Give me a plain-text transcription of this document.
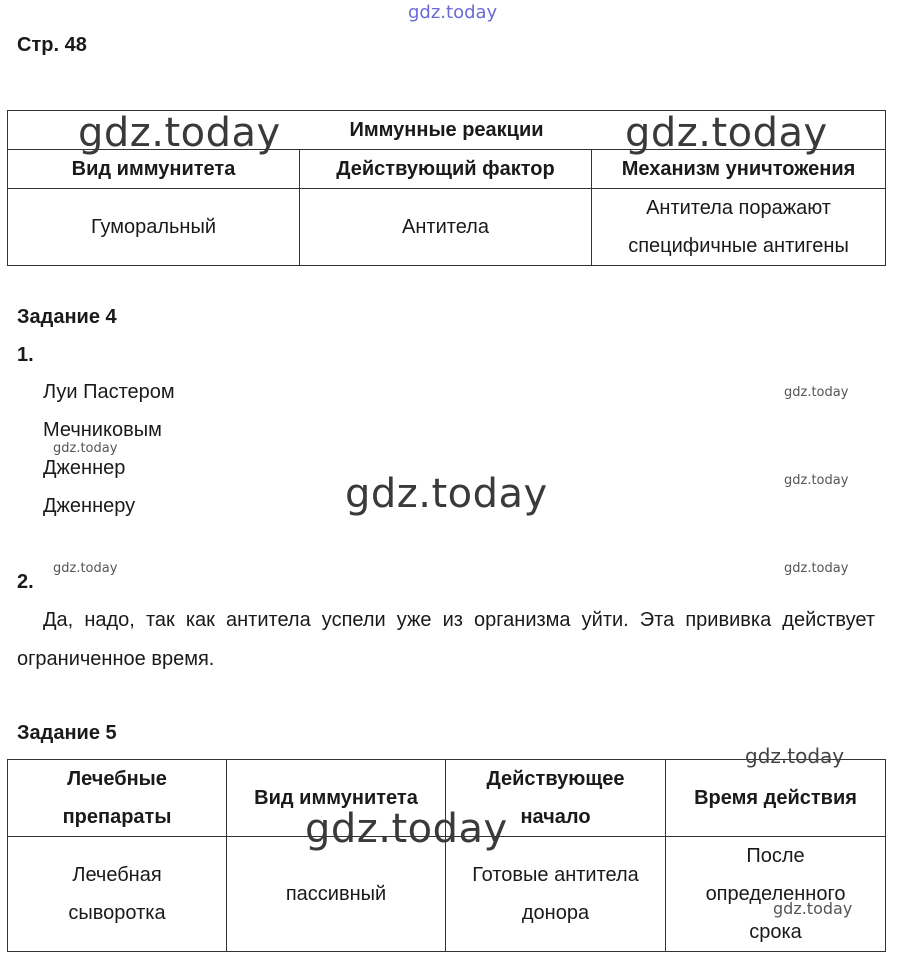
Стр. 48
Иммунные реакции		
Вид иммунитета	Действующий фактор	Механизм уничтожения
Гуморальный	Антитела	Антитела поражают специфичные антигены
Задание 4
1.
Луи Пастером
Мечниковым
Дженнер
Дженнеру
2.
Да, надо, так как антитела успели уже из организма уйти. Эта прививка действует ограниченное время.
Задание 5
Лечебные препараты	Вид иммунитета	Действующее начало	Время действия
Лечебная сыворотка	пассивный	Готовые антитела донора	После определенного срока
gdz.today
gdz.today	gdz.today
gdz.today
gdz.today
gdz.today	gdz.today
gdz.today	gdz.today
gdz.today
gdz.today
gdz.today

※ ※ ※

STATED TASK :: Restate the records above in full, word for word. Keep pictures out.

COMPLETE ANSWER ::
Give me a plain-text transcription of this document.
Стр. 48
Иммунные реакции		
Вид иммунитета	Действующий фактор	Механизм уничтожения
Гуморальный	Антитела	Антитела поражают специфичные антигены
Задание 4
1.
Луи Пастером
Мечниковым
Дженнер
Дженнеру
2.
Да, надо, так как антитела успели уже из организма уйти. Эта прививка действует ограниченное время.
Задание 5
Лечебные препараты	Вид иммунитета	Действующее начало	Время действия
Лечебная сыворотка	пассивный	Готовые антитела донора	После определенного срока
gdz.today
gdz.today	gdz.today
gdz.today
gdz.today
gdz.today	gdz.today
gdz.today	gdz.today
gdz.today
gdz.today
gdz.today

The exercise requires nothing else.